Given problem ▸ Go through the records and show each line where the word "alkoholliter" occurs.

Data for processing ▸
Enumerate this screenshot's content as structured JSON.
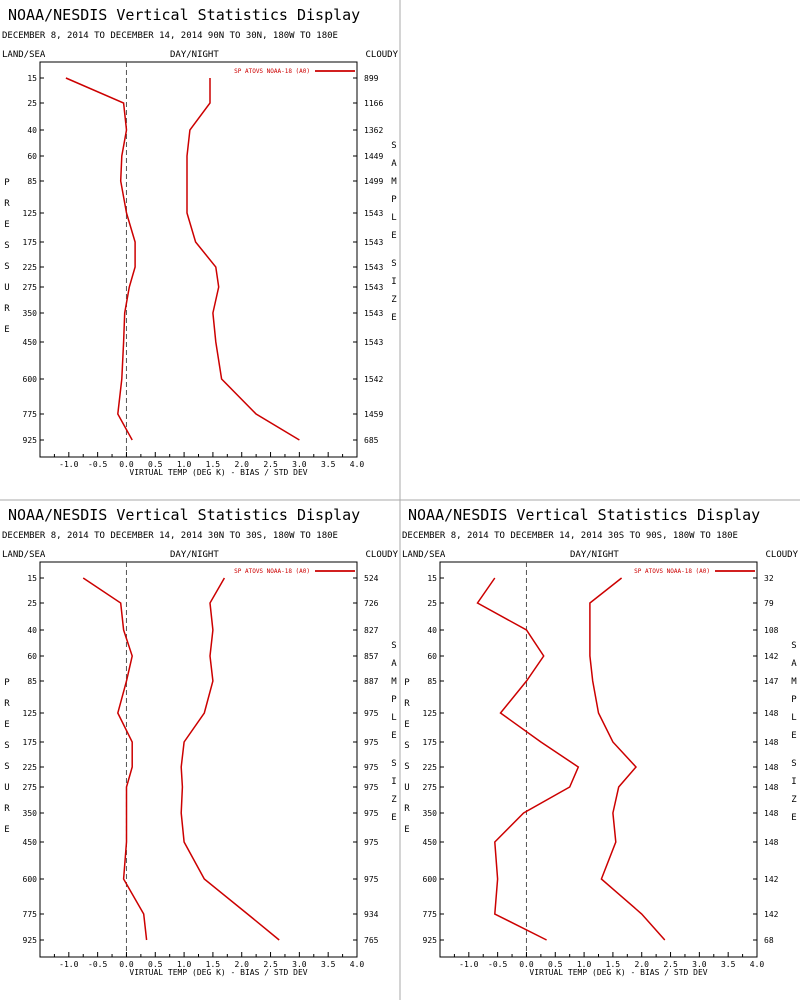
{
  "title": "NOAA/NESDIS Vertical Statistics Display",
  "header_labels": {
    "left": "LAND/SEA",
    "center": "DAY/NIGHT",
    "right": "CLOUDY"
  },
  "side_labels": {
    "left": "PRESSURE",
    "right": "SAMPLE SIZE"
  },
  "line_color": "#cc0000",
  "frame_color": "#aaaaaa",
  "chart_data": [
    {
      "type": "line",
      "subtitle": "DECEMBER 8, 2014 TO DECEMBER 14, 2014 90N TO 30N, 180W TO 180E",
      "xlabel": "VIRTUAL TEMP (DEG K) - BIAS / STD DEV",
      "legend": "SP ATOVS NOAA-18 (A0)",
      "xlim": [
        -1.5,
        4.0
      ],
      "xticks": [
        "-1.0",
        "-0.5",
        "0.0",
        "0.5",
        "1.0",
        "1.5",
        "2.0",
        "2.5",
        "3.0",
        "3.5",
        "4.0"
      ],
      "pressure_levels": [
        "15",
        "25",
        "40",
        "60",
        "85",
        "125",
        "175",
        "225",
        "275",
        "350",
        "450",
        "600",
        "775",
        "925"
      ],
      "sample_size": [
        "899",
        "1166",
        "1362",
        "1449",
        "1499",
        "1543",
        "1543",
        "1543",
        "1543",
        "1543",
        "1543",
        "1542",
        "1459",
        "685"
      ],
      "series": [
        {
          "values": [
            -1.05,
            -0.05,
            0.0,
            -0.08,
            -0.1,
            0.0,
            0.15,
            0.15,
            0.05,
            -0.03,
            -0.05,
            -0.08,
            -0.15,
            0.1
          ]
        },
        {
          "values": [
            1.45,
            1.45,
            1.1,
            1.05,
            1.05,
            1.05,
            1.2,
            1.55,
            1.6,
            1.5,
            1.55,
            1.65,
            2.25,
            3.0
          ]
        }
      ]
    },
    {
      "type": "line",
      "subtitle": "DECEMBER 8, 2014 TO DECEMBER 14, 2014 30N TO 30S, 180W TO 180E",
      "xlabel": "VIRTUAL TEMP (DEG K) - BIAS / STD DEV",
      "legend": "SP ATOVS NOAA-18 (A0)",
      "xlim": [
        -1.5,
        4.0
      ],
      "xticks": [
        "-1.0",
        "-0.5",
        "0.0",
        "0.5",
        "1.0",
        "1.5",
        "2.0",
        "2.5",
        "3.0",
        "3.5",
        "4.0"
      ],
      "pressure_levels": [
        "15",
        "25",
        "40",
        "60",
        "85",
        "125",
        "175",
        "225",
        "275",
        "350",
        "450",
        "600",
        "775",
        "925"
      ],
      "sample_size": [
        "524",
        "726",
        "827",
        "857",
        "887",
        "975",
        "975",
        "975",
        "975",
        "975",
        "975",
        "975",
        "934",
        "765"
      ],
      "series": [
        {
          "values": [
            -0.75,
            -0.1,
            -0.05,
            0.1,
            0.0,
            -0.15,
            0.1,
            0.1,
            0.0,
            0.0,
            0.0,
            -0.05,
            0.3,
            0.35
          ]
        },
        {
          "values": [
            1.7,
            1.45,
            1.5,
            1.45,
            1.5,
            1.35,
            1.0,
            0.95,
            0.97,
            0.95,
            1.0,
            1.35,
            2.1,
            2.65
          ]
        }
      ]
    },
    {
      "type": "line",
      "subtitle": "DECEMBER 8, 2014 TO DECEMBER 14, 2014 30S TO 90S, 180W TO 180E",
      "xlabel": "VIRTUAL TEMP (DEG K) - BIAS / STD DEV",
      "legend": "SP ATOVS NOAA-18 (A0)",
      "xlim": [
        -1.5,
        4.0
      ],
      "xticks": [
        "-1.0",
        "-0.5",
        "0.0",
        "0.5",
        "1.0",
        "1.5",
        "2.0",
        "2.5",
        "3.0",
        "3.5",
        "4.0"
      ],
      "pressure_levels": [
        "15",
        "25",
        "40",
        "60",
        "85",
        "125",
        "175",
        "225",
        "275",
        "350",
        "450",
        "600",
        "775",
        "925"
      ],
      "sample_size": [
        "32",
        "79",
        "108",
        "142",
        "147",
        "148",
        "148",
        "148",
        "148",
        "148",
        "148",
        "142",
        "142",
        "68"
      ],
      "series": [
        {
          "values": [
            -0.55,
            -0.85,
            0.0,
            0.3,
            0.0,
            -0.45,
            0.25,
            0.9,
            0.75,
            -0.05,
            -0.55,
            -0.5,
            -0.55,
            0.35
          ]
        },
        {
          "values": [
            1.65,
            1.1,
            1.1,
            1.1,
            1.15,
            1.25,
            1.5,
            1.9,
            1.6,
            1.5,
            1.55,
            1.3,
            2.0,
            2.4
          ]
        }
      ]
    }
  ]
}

==

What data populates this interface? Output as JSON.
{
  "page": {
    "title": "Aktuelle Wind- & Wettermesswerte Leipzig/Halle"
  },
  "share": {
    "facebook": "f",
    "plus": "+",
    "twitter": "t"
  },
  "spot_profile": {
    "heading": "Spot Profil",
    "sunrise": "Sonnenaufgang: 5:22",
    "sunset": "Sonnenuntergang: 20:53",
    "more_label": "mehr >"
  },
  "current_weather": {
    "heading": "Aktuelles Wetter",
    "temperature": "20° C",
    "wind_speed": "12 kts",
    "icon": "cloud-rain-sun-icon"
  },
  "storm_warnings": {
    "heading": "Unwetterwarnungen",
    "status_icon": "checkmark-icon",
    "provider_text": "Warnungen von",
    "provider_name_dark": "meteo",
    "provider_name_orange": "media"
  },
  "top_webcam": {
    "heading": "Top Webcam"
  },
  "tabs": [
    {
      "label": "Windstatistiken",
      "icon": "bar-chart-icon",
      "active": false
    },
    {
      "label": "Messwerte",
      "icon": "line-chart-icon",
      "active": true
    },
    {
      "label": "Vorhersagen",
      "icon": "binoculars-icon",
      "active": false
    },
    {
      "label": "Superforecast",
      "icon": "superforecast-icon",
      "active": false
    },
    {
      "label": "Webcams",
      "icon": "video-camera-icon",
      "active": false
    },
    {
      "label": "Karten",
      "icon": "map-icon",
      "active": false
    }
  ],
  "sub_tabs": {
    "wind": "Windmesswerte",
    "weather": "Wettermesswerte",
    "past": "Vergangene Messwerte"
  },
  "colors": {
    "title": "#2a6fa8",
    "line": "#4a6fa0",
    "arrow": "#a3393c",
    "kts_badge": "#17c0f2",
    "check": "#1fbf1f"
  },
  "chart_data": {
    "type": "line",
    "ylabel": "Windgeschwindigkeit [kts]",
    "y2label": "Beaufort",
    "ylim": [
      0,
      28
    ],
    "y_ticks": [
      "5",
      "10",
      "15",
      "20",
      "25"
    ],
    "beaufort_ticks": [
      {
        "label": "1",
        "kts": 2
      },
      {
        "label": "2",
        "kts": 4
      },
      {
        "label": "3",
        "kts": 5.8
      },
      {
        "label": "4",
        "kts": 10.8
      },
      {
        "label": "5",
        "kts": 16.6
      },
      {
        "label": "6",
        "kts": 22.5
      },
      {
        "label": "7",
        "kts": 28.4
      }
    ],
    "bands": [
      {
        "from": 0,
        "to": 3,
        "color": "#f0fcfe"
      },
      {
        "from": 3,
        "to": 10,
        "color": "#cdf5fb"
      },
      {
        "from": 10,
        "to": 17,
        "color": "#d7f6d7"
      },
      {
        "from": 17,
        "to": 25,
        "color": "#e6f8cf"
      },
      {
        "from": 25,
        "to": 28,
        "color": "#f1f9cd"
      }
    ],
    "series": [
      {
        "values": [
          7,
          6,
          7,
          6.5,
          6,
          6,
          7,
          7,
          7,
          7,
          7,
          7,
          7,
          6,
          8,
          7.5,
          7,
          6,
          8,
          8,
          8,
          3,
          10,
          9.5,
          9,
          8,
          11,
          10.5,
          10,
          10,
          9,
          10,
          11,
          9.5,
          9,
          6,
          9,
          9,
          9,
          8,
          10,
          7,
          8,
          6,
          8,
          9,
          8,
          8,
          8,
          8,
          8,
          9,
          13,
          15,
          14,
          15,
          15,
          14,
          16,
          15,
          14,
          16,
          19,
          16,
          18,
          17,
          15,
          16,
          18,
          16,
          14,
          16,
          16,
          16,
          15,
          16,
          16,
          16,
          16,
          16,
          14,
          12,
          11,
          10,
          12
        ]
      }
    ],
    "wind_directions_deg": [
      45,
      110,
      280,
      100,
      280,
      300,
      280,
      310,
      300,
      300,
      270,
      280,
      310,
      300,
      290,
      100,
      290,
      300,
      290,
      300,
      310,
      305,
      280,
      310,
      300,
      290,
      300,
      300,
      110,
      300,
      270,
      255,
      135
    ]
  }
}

...

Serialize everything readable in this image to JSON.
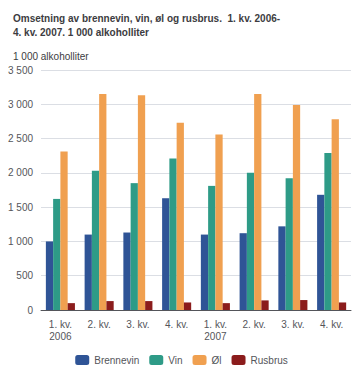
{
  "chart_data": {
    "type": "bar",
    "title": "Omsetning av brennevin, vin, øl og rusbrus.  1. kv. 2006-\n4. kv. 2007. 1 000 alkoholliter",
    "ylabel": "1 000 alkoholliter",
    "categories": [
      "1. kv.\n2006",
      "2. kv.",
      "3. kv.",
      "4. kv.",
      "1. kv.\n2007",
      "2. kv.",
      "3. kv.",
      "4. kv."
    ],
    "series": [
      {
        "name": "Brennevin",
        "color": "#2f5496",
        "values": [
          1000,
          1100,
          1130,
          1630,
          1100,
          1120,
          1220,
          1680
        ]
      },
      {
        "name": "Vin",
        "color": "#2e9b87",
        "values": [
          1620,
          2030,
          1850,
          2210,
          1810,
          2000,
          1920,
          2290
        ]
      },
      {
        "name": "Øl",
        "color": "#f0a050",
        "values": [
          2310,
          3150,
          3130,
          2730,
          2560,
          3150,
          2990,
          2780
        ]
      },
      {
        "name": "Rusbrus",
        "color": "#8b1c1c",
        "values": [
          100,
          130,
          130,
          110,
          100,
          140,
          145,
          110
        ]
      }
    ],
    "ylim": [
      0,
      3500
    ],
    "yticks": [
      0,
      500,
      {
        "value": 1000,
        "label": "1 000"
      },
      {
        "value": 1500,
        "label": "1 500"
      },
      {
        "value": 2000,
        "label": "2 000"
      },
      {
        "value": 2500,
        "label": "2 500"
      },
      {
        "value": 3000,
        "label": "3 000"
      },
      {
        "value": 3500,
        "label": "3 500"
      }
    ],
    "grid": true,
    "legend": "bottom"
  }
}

Task response ▸
    "title": "Omsetning av brennevin, vin, øl og rusbrus.  1. kv. 2006-\n4. kv. 2007. 1 000 alkoholliter",
    "ylabel": "1 000 alkoholliter",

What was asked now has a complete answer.